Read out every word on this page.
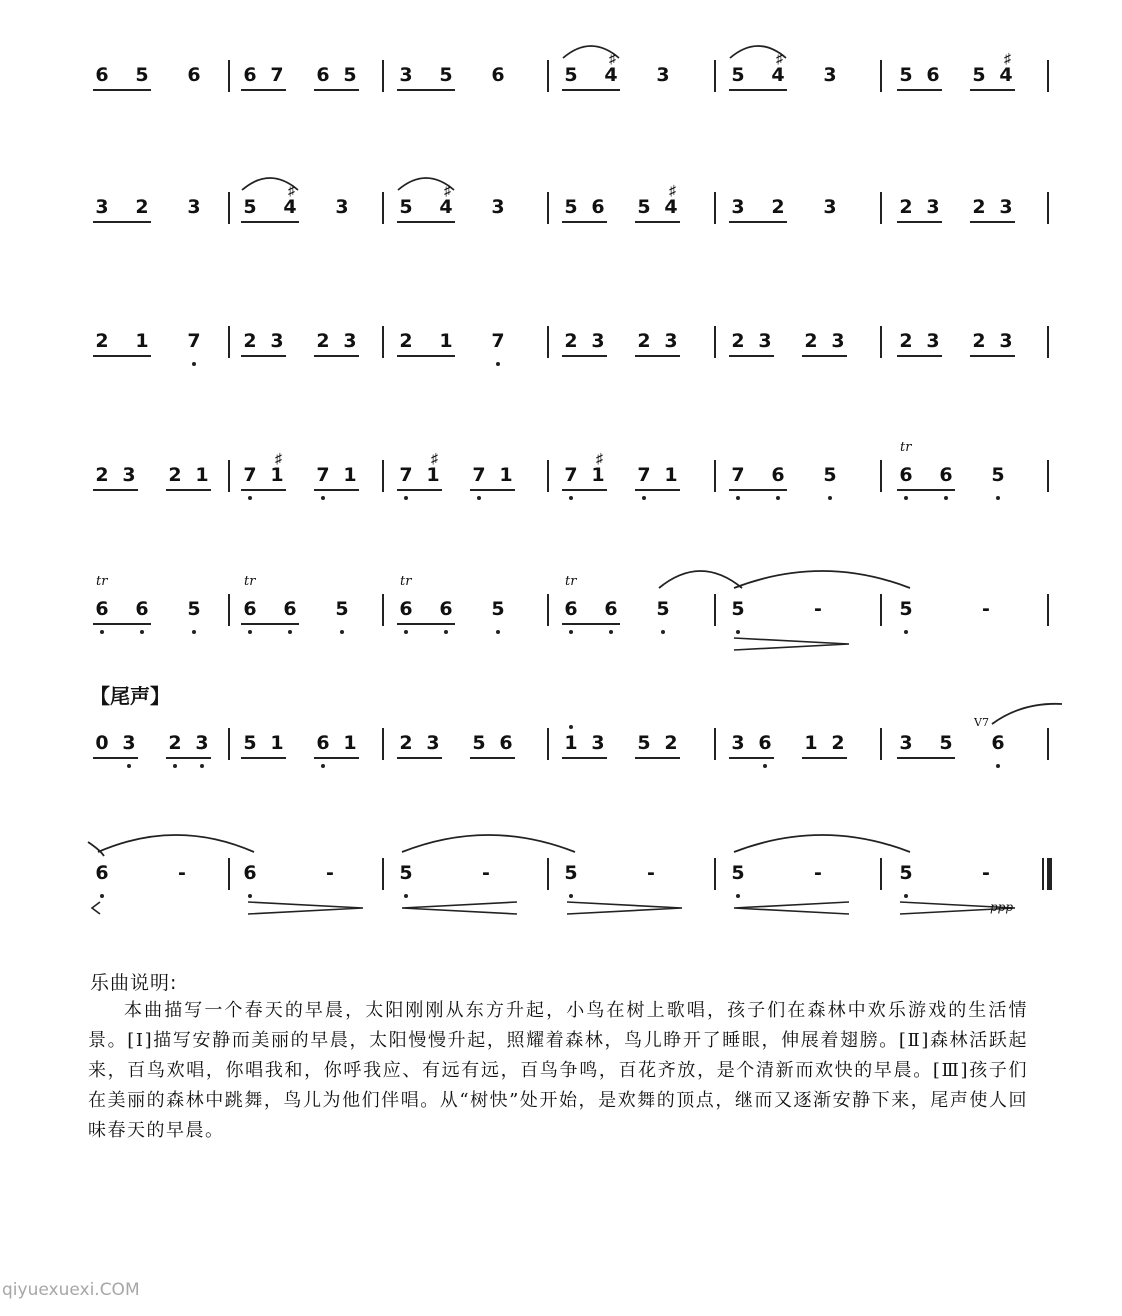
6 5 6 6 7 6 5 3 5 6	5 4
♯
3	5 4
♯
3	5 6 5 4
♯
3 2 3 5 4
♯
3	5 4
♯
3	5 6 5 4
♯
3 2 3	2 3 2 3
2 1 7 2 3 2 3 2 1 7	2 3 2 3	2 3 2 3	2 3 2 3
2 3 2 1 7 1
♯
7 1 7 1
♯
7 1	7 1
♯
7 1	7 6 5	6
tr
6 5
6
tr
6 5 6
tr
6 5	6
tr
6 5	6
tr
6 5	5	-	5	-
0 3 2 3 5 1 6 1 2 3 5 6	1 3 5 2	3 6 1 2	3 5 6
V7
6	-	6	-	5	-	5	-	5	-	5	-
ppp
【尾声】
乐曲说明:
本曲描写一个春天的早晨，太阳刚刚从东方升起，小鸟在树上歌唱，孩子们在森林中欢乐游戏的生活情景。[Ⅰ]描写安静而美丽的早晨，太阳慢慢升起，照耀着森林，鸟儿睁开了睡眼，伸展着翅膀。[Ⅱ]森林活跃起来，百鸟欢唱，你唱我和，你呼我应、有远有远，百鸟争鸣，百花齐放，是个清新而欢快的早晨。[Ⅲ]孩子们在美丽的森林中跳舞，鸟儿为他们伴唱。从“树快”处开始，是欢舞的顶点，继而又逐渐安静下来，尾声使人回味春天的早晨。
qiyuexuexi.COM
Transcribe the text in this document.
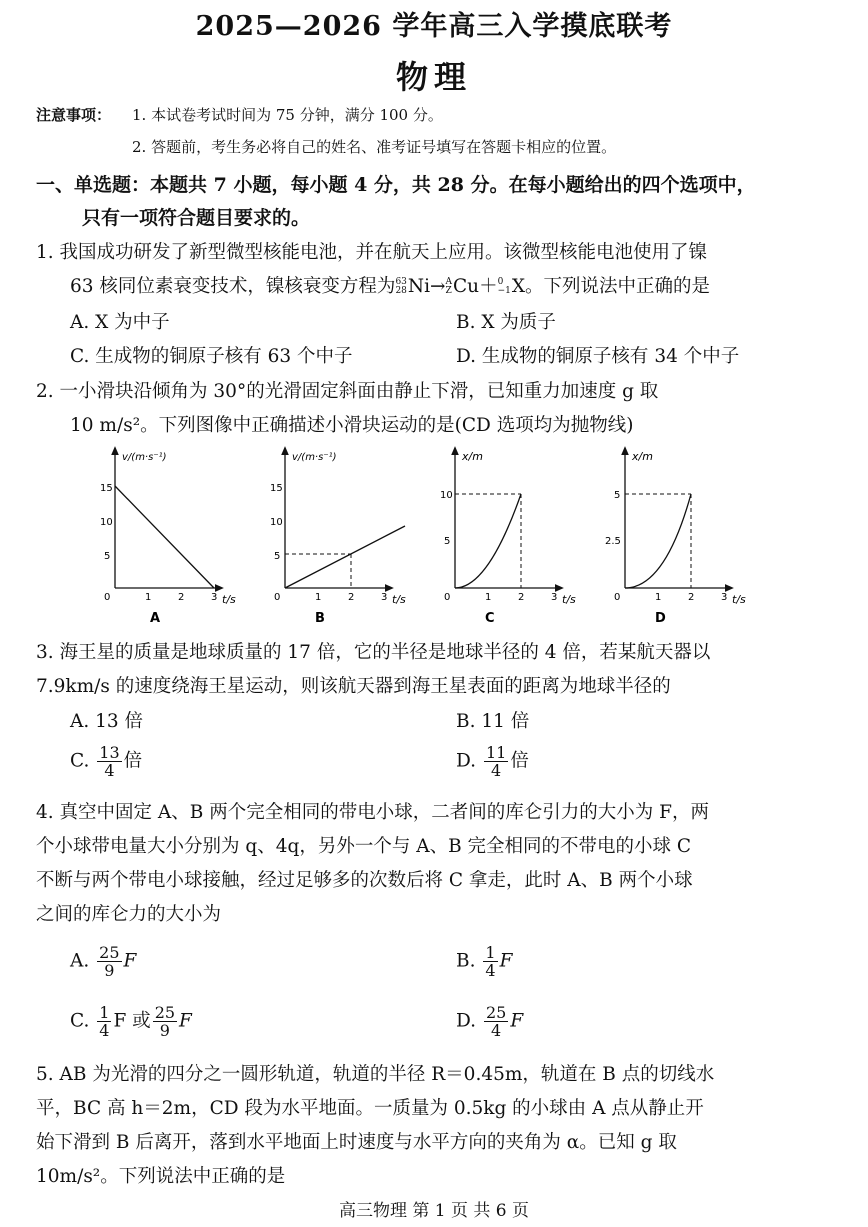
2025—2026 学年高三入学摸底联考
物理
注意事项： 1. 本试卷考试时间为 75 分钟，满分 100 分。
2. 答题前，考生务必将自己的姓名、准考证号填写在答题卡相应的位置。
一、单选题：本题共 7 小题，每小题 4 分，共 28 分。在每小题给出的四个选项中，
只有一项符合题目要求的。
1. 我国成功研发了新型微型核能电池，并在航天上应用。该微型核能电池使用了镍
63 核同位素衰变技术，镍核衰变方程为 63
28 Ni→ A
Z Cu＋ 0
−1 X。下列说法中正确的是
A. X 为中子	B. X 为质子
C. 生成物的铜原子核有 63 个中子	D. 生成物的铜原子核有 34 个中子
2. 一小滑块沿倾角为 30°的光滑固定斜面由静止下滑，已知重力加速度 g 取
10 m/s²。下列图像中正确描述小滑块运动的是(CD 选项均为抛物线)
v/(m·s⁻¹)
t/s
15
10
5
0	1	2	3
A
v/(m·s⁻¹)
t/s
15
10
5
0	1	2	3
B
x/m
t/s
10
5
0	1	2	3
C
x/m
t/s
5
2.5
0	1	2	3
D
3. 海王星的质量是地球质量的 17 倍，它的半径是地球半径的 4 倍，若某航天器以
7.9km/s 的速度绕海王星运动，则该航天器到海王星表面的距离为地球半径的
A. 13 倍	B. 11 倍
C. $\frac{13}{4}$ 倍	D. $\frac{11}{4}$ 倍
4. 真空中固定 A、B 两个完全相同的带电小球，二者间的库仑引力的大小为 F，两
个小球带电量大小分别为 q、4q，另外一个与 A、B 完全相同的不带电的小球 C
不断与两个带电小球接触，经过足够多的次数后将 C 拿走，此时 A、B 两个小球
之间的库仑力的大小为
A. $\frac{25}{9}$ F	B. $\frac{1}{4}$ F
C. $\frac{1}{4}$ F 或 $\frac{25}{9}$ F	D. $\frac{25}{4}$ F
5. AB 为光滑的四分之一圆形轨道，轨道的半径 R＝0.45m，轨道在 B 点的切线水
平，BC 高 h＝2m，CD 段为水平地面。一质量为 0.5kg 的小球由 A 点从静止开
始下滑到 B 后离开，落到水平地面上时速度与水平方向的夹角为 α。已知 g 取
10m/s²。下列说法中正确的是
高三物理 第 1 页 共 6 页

_Exercise_
Copy out, unchanged, the span of lines beginning with the one that includes "Transcribe the text in this document." and running through the final line of the material above. Leave the pictures out.

_Correct answer_
Transcribe the text in this document.
2025—2026 学年高三入学摸底联考
物理
注意事项： 1. 本试卷考试时间为 75 分钟，满分 100 分。
2. 答题前，考生务必将自己的姓名、准考证号填写在答题卡相应的位置。
一、单选题：本题共 7 小题，每小题 4 分，共 28 分。在每小题给出的四个选项中，
只有一项符合题目要求的。
1. 我国成功研发了新型微型核能电池，并在航天上应用。该微型核能电池使用了镍
63 核同位素衰变技术，镍核衰变方程为 63
28 Ni→ A
Z Cu＋ 0
−1 X。下列说法中正确的是
A. X 为中子	B. X 为质子
C. 生成物的铜原子核有 63 个中子	D. 生成物的铜原子核有 34 个中子
2. 一小滑块沿倾角为 30°的光滑固定斜面由静止下滑，已知重力加速度 g 取
10 m/s²。下列图像中正确描述小滑块运动的是(CD 选项均为抛物线)
v/(m·s⁻¹)
t/s
15
10
5
0	1	2	3
A
v/(m·s⁻¹)
t/s
15
10
5
0	1	2	3
B
x/m
t/s
10
5
0	1	2	3
C
x/m
t/s
5
2.5
0	1	2	3
D
3. 海王星的质量是地球质量的 17 倍，它的半径是地球半径的 4 倍，若某航天器以
7.9km/s 的速度绕海王星运动，则该航天器到海王星表面的距离为地球半径的
A. 13 倍	B. 11 倍
C. $\frac{13}{4}$ 倍	D. $\frac{11}{4}$ 倍
4. 真空中固定 A、B 两个完全相同的带电小球，二者间的库仑引力的大小为 F，两
个小球带电量大小分别为 q、4q，另外一个与 A、B 完全相同的不带电的小球 C
不断与两个带电小球接触，经过足够多的次数后将 C 拿走，此时 A、B 两个小球
之间的库仑力的大小为
A. $\frac{25}{9}$ F	B. $\frac{1}{4}$ F
C. $\frac{1}{4}$ F 或 $\frac{25}{9}$ F	D. $\frac{25}{4}$ F
5. AB 为光滑的四分之一圆形轨道，轨道的半径 R＝0.45m，轨道在 B 点的切线水
平，BC 高 h＝2m，CD 段为水平地面。一质量为 0.5kg 的小球由 A 点从静止开
始下滑到 B 后离开，落到水平地面上时速度与水平方向的夹角为 α。已知 g 取
10m/s²。下列说法中正确的是
高三物理 第 1 页 共 6 页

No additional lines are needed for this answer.